## begin STORED ROWS
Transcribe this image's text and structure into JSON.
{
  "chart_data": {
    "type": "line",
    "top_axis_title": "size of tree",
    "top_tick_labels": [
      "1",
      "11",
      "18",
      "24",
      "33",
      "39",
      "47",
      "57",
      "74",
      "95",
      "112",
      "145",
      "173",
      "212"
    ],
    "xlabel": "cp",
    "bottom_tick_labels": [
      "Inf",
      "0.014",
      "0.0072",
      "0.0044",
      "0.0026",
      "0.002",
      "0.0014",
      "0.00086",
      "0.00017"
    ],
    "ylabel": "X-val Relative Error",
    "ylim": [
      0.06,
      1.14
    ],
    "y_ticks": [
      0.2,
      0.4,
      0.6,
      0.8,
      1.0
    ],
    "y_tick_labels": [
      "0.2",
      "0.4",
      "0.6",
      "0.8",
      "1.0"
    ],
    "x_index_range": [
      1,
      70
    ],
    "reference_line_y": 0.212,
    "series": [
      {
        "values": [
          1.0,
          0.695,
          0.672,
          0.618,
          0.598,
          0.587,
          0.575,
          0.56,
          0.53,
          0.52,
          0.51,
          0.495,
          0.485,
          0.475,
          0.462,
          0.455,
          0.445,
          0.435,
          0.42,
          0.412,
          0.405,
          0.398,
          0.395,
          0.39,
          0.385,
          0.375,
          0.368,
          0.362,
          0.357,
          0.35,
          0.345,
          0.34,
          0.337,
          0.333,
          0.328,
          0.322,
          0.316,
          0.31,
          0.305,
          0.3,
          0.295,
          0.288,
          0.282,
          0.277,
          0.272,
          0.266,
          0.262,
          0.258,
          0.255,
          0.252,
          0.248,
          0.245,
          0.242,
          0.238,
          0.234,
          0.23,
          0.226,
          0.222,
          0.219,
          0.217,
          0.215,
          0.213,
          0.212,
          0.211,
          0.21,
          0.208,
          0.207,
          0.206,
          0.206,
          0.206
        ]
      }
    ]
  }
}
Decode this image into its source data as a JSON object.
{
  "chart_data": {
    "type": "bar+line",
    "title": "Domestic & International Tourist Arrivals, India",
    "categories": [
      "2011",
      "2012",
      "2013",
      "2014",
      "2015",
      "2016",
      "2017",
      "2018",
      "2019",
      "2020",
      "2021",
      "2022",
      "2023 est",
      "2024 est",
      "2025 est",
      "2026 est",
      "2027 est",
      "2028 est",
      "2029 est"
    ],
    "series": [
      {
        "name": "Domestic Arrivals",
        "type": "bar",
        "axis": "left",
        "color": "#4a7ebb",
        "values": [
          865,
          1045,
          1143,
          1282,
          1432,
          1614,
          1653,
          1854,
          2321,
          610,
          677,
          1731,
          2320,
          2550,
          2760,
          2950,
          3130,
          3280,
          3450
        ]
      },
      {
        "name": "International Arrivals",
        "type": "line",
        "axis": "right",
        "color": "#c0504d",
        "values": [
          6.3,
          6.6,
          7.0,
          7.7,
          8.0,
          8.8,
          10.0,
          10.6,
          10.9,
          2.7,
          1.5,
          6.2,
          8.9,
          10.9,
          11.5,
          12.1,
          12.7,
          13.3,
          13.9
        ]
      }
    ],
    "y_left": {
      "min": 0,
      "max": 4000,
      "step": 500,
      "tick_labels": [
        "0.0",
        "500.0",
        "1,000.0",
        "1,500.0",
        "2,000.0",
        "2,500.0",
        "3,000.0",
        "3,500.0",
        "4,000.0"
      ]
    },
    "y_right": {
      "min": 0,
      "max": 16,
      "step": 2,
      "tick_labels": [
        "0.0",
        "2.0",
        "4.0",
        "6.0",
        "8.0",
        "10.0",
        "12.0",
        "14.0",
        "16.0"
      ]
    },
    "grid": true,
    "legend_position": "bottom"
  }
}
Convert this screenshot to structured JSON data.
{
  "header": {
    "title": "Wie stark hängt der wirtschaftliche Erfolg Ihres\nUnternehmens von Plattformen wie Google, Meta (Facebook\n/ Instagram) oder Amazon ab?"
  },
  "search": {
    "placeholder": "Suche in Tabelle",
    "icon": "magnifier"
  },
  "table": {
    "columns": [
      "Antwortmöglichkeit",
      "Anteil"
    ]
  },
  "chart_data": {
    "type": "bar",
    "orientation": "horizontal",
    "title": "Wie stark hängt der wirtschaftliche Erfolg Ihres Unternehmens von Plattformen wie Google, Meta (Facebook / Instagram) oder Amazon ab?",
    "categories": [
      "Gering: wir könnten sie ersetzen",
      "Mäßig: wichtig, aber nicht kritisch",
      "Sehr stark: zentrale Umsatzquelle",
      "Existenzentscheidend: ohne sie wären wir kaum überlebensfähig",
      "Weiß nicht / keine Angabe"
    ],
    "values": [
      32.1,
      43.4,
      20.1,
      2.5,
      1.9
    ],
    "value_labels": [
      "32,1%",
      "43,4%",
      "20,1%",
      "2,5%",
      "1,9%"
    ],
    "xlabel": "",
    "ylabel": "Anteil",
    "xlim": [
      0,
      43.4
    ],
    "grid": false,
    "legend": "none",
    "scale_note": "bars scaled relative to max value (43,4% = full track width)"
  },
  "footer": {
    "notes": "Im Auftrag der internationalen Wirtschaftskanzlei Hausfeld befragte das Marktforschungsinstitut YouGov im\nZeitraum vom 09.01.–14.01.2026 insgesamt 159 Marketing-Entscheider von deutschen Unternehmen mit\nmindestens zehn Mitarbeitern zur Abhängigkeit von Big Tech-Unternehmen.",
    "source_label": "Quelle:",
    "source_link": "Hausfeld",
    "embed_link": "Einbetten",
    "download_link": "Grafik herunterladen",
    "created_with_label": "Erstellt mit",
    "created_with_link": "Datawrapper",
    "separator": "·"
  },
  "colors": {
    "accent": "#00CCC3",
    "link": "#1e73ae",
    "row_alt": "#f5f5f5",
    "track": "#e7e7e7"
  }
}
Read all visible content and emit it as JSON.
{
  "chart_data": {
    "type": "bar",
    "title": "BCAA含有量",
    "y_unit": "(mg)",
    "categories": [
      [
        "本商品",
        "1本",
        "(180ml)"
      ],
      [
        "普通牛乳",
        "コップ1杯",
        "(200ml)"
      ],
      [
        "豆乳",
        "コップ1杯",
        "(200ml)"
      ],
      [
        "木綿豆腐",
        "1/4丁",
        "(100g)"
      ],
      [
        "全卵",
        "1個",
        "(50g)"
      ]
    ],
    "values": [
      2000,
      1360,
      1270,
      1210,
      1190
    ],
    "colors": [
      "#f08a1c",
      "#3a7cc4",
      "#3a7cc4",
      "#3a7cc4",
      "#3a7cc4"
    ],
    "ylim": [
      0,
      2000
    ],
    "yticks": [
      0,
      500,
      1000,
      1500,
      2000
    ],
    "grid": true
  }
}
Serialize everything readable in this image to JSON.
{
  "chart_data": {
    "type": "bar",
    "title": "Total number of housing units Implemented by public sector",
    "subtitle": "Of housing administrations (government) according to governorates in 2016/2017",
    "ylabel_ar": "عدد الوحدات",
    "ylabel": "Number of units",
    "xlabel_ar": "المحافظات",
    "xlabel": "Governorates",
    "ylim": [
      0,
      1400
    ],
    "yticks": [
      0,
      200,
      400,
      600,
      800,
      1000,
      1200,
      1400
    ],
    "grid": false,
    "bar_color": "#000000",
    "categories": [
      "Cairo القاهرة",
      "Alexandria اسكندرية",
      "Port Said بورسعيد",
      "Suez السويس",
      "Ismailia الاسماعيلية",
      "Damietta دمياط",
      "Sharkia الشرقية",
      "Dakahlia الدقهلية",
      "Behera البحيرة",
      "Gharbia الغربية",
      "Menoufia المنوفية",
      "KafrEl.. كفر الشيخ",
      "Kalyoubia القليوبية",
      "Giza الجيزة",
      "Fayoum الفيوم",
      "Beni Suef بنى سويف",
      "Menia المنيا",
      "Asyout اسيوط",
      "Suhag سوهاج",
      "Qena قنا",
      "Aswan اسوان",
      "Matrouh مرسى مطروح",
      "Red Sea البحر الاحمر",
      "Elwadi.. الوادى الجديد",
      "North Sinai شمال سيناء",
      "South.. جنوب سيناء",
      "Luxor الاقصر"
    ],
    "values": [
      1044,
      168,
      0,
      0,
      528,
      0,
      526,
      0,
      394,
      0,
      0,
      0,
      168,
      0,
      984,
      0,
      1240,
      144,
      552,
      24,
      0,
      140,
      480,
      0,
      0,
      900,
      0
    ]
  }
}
## end STORED ROWS
List every line above that holds the word "oder".

    "title": "Wie stark hängt der wirtschaftliche Erfolg Ihres\nUnternehmens von Plattformen wie Google, Meta (Facebook\n/ Instagram) oder Amazon ab?"
    "title": "Wie stark hängt der wirtschaftliche Erfolg Ihres Unternehmens von Plattformen wie Google, Meta (Facebook / Instagram) oder Amazon ab?",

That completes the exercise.